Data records
============
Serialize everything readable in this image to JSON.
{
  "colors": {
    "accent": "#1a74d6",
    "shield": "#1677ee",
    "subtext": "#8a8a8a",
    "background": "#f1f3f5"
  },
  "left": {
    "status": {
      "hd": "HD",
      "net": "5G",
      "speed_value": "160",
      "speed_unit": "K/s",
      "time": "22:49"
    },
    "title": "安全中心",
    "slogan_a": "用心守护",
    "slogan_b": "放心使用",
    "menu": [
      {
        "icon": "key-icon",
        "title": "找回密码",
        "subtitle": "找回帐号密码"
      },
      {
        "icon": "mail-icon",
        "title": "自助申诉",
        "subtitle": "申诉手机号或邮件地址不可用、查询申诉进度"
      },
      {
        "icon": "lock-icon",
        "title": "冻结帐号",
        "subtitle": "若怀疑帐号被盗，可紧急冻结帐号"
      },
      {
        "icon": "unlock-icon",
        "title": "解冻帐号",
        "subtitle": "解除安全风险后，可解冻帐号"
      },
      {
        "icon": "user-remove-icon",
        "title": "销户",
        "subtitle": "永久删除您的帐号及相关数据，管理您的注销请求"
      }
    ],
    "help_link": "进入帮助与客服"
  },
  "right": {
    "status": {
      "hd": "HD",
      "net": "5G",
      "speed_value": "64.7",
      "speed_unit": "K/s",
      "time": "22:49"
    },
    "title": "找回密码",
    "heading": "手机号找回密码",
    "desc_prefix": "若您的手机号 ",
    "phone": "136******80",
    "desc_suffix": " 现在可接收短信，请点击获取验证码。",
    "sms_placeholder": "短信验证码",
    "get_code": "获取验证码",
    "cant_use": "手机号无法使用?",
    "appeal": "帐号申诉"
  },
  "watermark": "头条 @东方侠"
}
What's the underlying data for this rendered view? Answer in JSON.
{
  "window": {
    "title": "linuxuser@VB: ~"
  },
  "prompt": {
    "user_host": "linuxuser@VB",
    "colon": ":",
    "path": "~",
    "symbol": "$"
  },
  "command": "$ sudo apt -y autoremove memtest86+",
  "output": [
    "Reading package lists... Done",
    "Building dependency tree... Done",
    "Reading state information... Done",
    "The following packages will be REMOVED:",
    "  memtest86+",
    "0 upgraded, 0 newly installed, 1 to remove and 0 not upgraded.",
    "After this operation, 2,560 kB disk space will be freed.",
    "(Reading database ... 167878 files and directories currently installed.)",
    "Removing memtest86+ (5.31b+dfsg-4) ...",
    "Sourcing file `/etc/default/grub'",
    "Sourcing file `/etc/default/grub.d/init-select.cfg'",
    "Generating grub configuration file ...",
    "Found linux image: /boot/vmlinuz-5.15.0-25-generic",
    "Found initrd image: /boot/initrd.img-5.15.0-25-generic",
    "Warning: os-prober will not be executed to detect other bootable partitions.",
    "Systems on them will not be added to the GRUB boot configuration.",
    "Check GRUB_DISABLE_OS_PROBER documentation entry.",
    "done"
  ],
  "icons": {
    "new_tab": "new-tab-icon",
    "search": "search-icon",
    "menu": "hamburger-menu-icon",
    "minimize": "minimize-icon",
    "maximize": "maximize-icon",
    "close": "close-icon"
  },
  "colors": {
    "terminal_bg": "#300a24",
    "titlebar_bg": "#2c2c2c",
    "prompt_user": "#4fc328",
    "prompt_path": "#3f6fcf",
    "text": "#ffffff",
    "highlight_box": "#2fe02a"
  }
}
============
TASK TO COMPLETE
Reproduce all the data word for word.

TASK RESPONSE
Serialize everything readable in this image to JSON.
{
  "colors": {
    "accent": "#1a74d6",
    "shield": "#1677ee",
    "subtext": "#8a8a8a",
    "background": "#f1f3f5"
  },
  "left": {
    "status": {
      "hd": "HD",
      "net": "5G",
      "speed_value": "160",
      "speed_unit": "K/s",
      "time": "22:49"
    },
    "title": "安全中心",
    "slogan_a": "用心守护",
    "slogan_b": "放心使用",
    "menu": [
      {
        "icon": "key-icon",
        "title": "找回密码",
        "subtitle": "找回帐号密码"
      },
      {
        "icon": "mail-icon",
        "title": "自助申诉",
        "subtitle": "申诉手机号或邮件地址不可用、查询申诉进度"
      },
      {
        "icon": "lock-icon",
        "title": "冻结帐号",
        "subtitle": "若怀疑帐号被盗，可紧急冻结帐号"
      },
      {
        "icon": "unlock-icon",
        "title": "解冻帐号",
        "subtitle": "解除安全风险后，可解冻帐号"
      },
      {
        "icon": "user-remove-icon",
        "title": "销户",
        "subtitle": "永久删除您的帐号及相关数据，管理您的注销请求"
      }
    ],
    "help_link": "进入帮助与客服"
  },
  "right": {
    "status": {
      "hd": "HD",
      "net": "5G",
      "speed_value": "64.7",
      "speed_unit": "K/s",
      "time": "22:49"
    },
    "title": "找回密码",
    "heading": "手机号找回密码",
    "desc_prefix": "若您的手机号 ",
    "phone": "136******80",
    "desc_suffix": " 现在可接收短信，请点击获取验证码。",
    "sms_placeholder": "短信验证码",
    "get_code": "获取验证码",
    "cant_use": "手机号无法使用?",
    "appeal": "帐号申诉"
  },
  "watermark": "头条 @东方侠"
}
What's the underlying data for this rendered view? Answer in JSON.
{
  "window": {
    "title": "linuxuser@VB: ~"
  },
  "prompt": {
    "user_host": "linuxuser@VB",
    "colon": ":",
    "path": "~",
    "symbol": "$"
  },
  "command": "$ sudo apt -y autoremove memtest86+",
  "output": [
    "Reading package lists... Done",
    "Building dependency tree... Done",
    "Reading state information... Done",
    "The following packages will be REMOVED:",
    "  memtest86+",
    "0 upgraded, 0 newly installed, 1 to remove and 0 not upgraded.",
    "After this operation, 2,560 kB disk space will be freed.",
    "(Reading database ... 167878 files and directories currently installed.)",
    "Removing memtest86+ (5.31b+dfsg-4) ...",
    "Sourcing file `/etc/default/grub'",
    "Sourcing file `/etc/default/grub.d/init-select.cfg'",
    "Generating grub configuration file ...",
    "Found linux image: /boot/vmlinuz-5.15.0-25-generic",
    "Found initrd image: /boot/initrd.img-5.15.0-25-generic",
    "Warning: os-prober will not be executed to detect other bootable partitions.",
    "Systems on them will not be added to the GRUB boot configuration.",
    "Check GRUB_DISABLE_OS_PROBER documentation entry.",
    "done"
  ],
  "icons": {
    "new_tab": "new-tab-icon",
    "search": "search-icon",
    "menu": "hamburger-menu-icon",
    "minimize": "minimize-icon",
    "maximize": "maximize-icon",
    "close": "close-icon"
  },
  "colors": {
    "terminal_bg": "#300a24",
    "titlebar_bg": "#2c2c2c",
    "prompt_user": "#4fc328",
    "prompt_path": "#3f6fcf",
    "text": "#ffffff",
    "highlight_box": "#2fe02a"
  }
}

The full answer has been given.